--- Begin ---

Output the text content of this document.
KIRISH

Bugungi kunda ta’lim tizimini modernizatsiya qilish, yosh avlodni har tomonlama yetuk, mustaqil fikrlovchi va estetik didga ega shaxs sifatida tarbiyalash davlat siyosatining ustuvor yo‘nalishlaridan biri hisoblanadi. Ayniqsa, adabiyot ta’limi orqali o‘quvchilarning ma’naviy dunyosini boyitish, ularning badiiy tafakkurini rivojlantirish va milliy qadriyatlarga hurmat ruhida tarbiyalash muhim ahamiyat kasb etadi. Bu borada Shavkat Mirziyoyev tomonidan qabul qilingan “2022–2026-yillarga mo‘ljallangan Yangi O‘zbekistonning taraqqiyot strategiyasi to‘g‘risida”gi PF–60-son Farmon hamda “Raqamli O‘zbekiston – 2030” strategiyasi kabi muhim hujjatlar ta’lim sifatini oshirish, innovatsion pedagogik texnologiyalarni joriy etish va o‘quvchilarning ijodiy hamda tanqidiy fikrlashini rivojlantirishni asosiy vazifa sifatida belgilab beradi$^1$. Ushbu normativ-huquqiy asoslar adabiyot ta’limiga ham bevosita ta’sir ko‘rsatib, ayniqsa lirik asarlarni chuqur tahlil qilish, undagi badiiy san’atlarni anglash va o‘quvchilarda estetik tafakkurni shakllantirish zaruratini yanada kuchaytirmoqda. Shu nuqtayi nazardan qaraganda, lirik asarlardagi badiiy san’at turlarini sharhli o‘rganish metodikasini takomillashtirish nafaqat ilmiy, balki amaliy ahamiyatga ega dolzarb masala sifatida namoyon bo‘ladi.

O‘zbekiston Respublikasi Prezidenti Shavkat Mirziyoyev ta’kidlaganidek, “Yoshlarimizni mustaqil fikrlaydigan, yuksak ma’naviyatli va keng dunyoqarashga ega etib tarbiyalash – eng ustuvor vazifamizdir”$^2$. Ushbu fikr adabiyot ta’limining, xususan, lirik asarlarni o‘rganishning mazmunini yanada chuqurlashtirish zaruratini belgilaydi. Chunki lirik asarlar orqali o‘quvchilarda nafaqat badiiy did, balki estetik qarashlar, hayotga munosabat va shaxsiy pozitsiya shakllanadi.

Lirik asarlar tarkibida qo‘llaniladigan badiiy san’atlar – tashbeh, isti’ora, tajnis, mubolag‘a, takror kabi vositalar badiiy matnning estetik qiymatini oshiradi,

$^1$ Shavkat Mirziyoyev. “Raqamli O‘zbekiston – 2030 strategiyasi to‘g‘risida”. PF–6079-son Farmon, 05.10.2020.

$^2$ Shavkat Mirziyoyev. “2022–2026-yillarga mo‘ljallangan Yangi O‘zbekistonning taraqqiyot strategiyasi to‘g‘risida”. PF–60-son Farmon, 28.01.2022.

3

--- End ---

### [Your goal]
Pull out each line of the entries that contains "estetik".

### [Task output]
Bugungi kunda ta’lim tizimini modernizatsiya qilish, yosh avlodni har tomonlama yetuk, mustaqil fikrlovchi va estetik didga ega shaxs sifatida tarbiyalash davlat siyosatining ustuvor yo‘nalishlaridan biri hisoblanadi. Ayniqsa, adabiyot ta’limi orqali o‘quvchilarning ma’naviy dunyosini boyitish, ularning badiiy tafakkurini rivojlantirish va milliy qadriyatlarga hurmat ruhida tarbiyalash muhim ahamiyat kasb etadi. Bu borada Shavkat Mirziyoyev tomonidan qabul qilingan “2022–2026-yillarga mo‘ljallangan Yangi O‘zbekistonning taraqqiyot strategiyasi to‘g‘risida”gi PF–60-son Farmon hamda “Raqamli O‘zbekiston – 2030” strategiyasi kabi muhim hujjatlar ta’lim sifatini oshirish, innovatsion pedagogik texnologiyalarni joriy etish va o‘quvchilarning ijodiy hamda tanqidiy fikrlashini rivojlantirishni asosiy vazifa sifatida belgilab beradi$^1$. Ushbu normativ-huquqiy asoslar adabiyot ta’limiga ham bevosita ta’sir ko‘rsatib, ayniqsa lirik asarlarni chuqur tahlil qilish, undagi badiiy san’atlarni anglash va o‘quvchilarda estetik tafakkurni shakllantirish zaruratini yanada kuchaytirmoqda. Shu nuqtayi nazardan qaraganda, lirik asarlardagi badiiy san’at turlarini sharhli o‘rganish metodikasini takomillashtirish nafaqat ilmiy, balki amaliy ahamiyatga ega dolzarb masala sifatida namoyon bo‘ladi.
O‘zbekiston Respublikasi Prezidenti Shavkat Mirziyoyev ta’kidlaganidek, “Yoshlarimizni mustaqil fikrlaydigan, yuksak ma’naviyatli va keng dunyoqarashga ega etib tarbiyalash – eng ustuvor vazifamizdir”$^2$. Ushbu fikr adabiyot ta’limining, xususan, lirik asarlarni o‘rganishning mazmunini yanada chuqurlashtirish zaruratini belgilaydi. Chunki lirik asarlar orqali o‘quvchilarda nafaqat badiiy did, balki estetik qarashlar, hayotga munosabat va shaxsiy pozitsiya shakllanadi.
Lirik asarlar tarkibida qo‘llaniladigan badiiy san’atlar – tashbeh, isti’ora, tajnis, mubolag‘a, takror kabi vositalar badiiy matnning estetik qiymatini oshiradi,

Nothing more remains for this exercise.